[What you will do]: Copy out all of the data exactly as it appears.

[Raw records]:
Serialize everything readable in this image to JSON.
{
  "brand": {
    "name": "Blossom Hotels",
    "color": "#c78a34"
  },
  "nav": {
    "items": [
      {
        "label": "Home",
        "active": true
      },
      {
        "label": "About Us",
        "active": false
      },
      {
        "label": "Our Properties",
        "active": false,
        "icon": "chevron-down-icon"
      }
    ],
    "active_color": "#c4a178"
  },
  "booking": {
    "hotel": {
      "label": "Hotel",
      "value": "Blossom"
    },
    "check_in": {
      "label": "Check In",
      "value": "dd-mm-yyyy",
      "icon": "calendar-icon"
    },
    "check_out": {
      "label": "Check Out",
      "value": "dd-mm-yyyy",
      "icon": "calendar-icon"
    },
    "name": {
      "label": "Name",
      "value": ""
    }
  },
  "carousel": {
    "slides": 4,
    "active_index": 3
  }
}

[Solution to this task]:
Serialize everything readable in this image to JSON.
{
  "brand": {
    "name": "Blossom Hotels",
    "color": "#c78a34"
  },
  "nav": {
    "items": [
      {
        "label": "Home",
        "active": true
      },
      {
        "label": "About Us",
        "active": false
      },
      {
        "label": "Our Properties",
        "active": false,
        "icon": "chevron-down-icon"
      }
    ],
    "active_color": "#c4a178"
  },
  "booking": {
    "hotel": {
      "label": "Hotel",
      "value": "Blossom"
    },
    "check_in": {
      "label": "Check In",
      "value": "dd-mm-yyyy",
      "icon": "calendar-icon"
    },
    "check_out": {
      "label": "Check Out",
      "value": "dd-mm-yyyy",
      "icon": "calendar-icon"
    },
    "name": {
      "label": "Name",
      "value": ""
    }
  },
  "carousel": {
    "slides": 4,
    "active_index": 3
  }
}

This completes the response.